> Recorded information
___

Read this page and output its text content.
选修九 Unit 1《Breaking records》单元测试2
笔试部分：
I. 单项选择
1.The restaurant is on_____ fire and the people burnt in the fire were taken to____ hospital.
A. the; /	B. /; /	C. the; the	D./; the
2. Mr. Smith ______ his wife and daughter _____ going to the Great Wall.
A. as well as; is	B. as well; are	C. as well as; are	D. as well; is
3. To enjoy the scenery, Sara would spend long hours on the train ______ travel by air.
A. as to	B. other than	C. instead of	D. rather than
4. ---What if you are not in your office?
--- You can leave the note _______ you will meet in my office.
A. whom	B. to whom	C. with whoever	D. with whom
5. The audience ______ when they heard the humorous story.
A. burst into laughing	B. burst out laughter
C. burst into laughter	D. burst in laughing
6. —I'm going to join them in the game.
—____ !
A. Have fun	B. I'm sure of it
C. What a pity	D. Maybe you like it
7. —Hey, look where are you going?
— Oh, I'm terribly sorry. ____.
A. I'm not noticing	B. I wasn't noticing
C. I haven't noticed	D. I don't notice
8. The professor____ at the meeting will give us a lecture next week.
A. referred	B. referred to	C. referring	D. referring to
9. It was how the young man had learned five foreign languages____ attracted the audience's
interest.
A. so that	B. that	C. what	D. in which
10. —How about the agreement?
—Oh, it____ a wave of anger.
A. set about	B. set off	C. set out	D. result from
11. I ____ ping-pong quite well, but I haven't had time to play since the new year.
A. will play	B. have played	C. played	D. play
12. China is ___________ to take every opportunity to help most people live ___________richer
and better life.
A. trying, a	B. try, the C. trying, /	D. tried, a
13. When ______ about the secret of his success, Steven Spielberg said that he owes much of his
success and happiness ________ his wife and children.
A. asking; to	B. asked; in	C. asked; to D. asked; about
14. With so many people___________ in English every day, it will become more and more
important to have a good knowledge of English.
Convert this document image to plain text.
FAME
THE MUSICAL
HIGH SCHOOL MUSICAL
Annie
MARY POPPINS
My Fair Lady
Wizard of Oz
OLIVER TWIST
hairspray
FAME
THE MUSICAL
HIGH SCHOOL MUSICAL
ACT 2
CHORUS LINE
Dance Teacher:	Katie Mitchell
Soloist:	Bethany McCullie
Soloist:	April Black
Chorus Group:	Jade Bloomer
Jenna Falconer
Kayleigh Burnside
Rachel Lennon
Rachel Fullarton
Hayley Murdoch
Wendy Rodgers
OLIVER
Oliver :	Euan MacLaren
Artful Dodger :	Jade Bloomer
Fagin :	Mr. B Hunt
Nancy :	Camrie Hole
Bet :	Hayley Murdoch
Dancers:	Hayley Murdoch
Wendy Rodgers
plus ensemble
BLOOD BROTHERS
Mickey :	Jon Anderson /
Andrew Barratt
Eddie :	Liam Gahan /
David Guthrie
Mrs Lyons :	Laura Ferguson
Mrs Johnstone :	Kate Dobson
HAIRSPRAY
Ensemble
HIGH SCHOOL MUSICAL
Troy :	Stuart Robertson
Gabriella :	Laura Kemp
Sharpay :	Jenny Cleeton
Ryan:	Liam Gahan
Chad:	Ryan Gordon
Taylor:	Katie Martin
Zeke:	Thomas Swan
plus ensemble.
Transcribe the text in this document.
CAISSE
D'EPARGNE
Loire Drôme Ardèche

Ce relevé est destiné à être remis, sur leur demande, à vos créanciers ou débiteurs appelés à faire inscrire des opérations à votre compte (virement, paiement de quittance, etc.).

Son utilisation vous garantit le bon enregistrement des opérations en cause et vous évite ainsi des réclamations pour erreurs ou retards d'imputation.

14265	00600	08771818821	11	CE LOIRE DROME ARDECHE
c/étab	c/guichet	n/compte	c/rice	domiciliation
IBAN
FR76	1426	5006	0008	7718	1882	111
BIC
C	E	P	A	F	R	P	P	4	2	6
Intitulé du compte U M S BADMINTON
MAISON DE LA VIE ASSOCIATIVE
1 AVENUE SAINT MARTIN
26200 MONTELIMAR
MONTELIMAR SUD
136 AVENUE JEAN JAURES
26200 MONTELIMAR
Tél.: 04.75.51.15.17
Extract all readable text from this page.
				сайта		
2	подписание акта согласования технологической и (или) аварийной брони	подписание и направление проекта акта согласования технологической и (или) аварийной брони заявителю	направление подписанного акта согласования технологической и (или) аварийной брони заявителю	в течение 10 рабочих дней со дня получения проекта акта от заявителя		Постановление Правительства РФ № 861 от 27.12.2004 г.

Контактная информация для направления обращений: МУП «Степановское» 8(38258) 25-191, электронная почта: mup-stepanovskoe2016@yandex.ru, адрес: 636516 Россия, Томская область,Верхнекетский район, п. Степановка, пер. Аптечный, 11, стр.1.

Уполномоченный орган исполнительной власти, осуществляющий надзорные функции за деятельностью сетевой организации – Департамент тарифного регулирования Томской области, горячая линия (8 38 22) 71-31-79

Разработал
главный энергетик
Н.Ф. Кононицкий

___

> Aim of the exercise
Copy exactly the lines of the listing above, beginning at the line with "Extract all readable text from this page." and ending at its final line; write out nothing else.

> Worked answer
Extract all readable text from this page.
				сайта		
2	подписание акта согласования технологической и (или) аварийной брони	подписание и направление проекта акта согласования технологической и (или) аварийной брони заявителю	направление подписанного акта согласования технологической и (или) аварийной брони заявителю	в течение 10 рабочих дней со дня получения проекта акта от заявителя		Постановление Правительства РФ № 861 от 27.12.2004 г.

Контактная информация для направления обращений: МУП «Степановское» 8(38258) 25-191, электронная почта: mup-stepanovskoe2016@yandex.ru, адрес: 636516 Россия, Томская область,Верхнекетский район, п. Степановка, пер. Аптечный, 11, стр.1.

Уполномоченный орган исполнительной власти, осуществляющий надзорные функции за деятельностью сетевой организации – Департамент тарифного регулирования Томской области, горячая линия (8 38 22) 71-31-79

Разработал
главный энергетик
Н.Ф. Кононицкий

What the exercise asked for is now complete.